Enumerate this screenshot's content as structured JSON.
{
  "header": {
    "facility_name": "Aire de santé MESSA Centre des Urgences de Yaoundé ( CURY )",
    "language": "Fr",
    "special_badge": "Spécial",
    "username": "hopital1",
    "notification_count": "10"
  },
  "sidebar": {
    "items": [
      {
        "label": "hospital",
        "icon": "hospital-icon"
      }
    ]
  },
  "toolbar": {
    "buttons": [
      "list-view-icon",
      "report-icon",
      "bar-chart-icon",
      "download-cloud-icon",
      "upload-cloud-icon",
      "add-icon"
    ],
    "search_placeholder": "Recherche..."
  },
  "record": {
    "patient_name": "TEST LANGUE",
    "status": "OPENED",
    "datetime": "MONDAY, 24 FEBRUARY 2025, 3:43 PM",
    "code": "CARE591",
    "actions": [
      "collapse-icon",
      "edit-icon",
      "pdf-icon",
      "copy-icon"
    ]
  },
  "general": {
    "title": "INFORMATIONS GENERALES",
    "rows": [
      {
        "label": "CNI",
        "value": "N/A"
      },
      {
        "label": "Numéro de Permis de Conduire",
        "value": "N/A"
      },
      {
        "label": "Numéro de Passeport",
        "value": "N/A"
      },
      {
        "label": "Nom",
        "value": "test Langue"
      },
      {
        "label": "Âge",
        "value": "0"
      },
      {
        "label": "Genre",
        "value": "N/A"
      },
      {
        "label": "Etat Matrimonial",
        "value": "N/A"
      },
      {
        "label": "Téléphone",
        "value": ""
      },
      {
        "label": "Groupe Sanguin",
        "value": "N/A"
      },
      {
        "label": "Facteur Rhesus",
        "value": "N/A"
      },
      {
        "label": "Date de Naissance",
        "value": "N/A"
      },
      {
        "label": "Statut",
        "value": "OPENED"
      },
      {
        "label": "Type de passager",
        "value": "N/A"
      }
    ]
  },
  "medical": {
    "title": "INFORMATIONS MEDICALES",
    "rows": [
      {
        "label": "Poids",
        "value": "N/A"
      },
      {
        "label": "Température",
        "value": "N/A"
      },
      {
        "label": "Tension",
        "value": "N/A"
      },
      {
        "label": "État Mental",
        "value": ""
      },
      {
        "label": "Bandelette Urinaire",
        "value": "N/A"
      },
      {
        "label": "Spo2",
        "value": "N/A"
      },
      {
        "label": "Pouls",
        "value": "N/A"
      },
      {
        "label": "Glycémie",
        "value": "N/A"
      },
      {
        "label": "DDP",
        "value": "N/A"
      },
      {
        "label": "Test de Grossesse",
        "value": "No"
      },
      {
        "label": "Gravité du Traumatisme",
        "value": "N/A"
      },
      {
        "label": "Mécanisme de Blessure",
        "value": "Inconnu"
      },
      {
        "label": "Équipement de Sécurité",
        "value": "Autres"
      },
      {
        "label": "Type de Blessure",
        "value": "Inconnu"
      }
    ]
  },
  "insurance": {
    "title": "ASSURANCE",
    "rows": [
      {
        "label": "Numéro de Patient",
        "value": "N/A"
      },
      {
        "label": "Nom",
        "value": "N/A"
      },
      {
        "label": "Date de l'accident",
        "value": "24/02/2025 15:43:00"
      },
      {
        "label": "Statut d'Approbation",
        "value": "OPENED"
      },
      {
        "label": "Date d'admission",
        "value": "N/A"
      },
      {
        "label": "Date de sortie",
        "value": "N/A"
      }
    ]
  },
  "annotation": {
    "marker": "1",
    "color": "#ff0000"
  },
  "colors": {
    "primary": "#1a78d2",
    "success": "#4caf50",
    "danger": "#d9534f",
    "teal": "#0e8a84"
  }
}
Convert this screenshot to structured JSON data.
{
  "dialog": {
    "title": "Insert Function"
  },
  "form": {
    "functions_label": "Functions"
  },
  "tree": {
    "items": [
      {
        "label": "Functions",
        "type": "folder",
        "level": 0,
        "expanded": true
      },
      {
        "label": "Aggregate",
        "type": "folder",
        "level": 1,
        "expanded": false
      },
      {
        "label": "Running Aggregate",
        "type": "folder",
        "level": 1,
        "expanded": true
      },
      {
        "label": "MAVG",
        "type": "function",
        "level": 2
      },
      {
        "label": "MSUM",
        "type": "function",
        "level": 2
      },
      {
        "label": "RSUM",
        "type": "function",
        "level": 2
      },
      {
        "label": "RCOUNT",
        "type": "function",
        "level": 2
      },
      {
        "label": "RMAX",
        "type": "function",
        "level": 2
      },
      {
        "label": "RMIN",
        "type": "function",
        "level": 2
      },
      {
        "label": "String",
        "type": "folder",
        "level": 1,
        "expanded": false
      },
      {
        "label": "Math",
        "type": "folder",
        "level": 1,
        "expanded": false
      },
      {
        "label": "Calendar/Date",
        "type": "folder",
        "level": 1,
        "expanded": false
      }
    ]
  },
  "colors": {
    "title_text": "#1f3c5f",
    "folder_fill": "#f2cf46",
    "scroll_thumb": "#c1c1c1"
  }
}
□ □ □ □
Task description
The entries above must be returned in full, exactly as shown.

Solved exercise
Enumerate this screenshot's content as structured JSON.
{
  "header": {
    "facility_name": "Aire de santé MESSA Centre des Urgences de Yaoundé ( CURY )",
    "language": "Fr",
    "special_badge": "Spécial",
    "username": "hopital1",
    "notification_count": "10"
  },
  "sidebar": {
    "items": [
      {
        "label": "hospital",
        "icon": "hospital-icon"
      }
    ]
  },
  "toolbar": {
    "buttons": [
      "list-view-icon",
      "report-icon",
      "bar-chart-icon",
      "download-cloud-icon",
      "upload-cloud-icon",
      "add-icon"
    ],
    "search_placeholder": "Recherche..."
  },
  "record": {
    "patient_name": "TEST LANGUE",
    "status": "OPENED",
    "datetime": "MONDAY, 24 FEBRUARY 2025, 3:43 PM",
    "code": "CARE591",
    "actions": [
      "collapse-icon",
      "edit-icon",
      "pdf-icon",
      "copy-icon"
    ]
  },
  "general": {
    "title": "INFORMATIONS GENERALES",
    "rows": [
      {
        "label": "CNI",
        "value": "N/A"
      },
      {
        "label": "Numéro de Permis de Conduire",
        "value": "N/A"
      },
      {
        "label": "Numéro de Passeport",
        "value": "N/A"
      },
      {
        "label": "Nom",
        "value": "test Langue"
      },
      {
        "label": "Âge",
        "value": "0"
      },
      {
        "label": "Genre",
        "value": "N/A"
      },
      {
        "label": "Etat Matrimonial",
        "value": "N/A"
      },
      {
        "label": "Téléphone",
        "value": ""
      },
      {
        "label": "Groupe Sanguin",
        "value": "N/A"
      },
      {
        "label": "Facteur Rhesus",
        "value": "N/A"
      },
      {
        "label": "Date de Naissance",
        "value": "N/A"
      },
      {
        "label": "Statut",
        "value": "OPENED"
      },
      {
        "label": "Type de passager",
        "value": "N/A"
      }
    ]
  },
  "medical": {
    "title": "INFORMATIONS MEDICALES",
    "rows": [
      {
        "label": "Poids",
        "value": "N/A"
      },
      {
        "label": "Température",
        "value": "N/A"
      },
      {
        "label": "Tension",
        "value": "N/A"
      },
      {
        "label": "État Mental",
        "value": ""
      },
      {
        "label": "Bandelette Urinaire",
        "value": "N/A"
      },
      {
        "label": "Spo2",
        "value": "N/A"
      },
      {
        "label": "Pouls",
        "value": "N/A"
      },
      {
        "label": "Glycémie",
        "value": "N/A"
      },
      {
        "label": "DDP",
        "value": "N/A"
      },
      {
        "label": "Test de Grossesse",
        "value": "No"
      },
      {
        "label": "Gravité du Traumatisme",
        "value": "N/A"
      },
      {
        "label": "Mécanisme de Blessure",
        "value": "Inconnu"
      },
      {
        "label": "Équipement de Sécurité",
        "value": "Autres"
      },
      {
        "label": "Type de Blessure",
        "value": "Inconnu"
      }
    ]
  },
  "insurance": {
    "title": "ASSURANCE",
    "rows": [
      {
        "label": "Numéro de Patient",
        "value": "N/A"
      },
      {
        "label": "Nom",
        "value": "N/A"
      },
      {
        "label": "Date de l'accident",
        "value": "24/02/2025 15:43:00"
      },
      {
        "label": "Statut d'Approbation",
        "value": "OPENED"
      },
      {
        "label": "Date d'admission",
        "value": "N/A"
      },
      {
        "label": "Date de sortie",
        "value": "N/A"
      }
    ]
  },
  "annotation": {
    "marker": "1",
    "color": "#ff0000"
  },
  "colors": {
    "primary": "#1a78d2",
    "success": "#4caf50",
    "danger": "#d9534f",
    "teal": "#0e8a84"
  }
}
Convert this screenshot to structured JSON data.
{
  "dialog": {
    "title": "Insert Function"
  },
  "form": {
    "functions_label": "Functions"
  },
  "tree": {
    "items": [
      {
        "label": "Functions",
        "type": "folder",
        "level": 0,
        "expanded": true
      },
      {
        "label": "Aggregate",
        "type": "folder",
        "level": 1,
        "expanded": false
      },
      {
        "label": "Running Aggregate",
        "type": "folder",
        "level": 1,
        "expanded": true
      },
      {
        "label": "MAVG",
        "type": "function",
        "level": 2
      },
      {
        "label": "MSUM",
        "type": "function",
        "level": 2
      },
      {
        "label": "RSUM",
        "type": "function",
        "level": 2
      },
      {
        "label": "RCOUNT",
        "type": "function",
        "level": 2
      },
      {
        "label": "RMAX",
        "type": "function",
        "level": 2
      },
      {
        "label": "RMIN",
        "type": "function",
        "level": 2
      },
      {
        "label": "String",
        "type": "folder",
        "level": 1,
        "expanded": false
      },
      {
        "label": "Math",
        "type": "folder",
        "level": 1,
        "expanded": false
      },
      {
        "label": "Calendar/Date",
        "type": "folder",
        "level": 1,
        "expanded": false
      }
    ]
  },
  "colors": {
    "title_text": "#1f3c5f",
    "folder_fill": "#f2cf46",
    "scroll_thumb": "#c1c1c1"
  }
}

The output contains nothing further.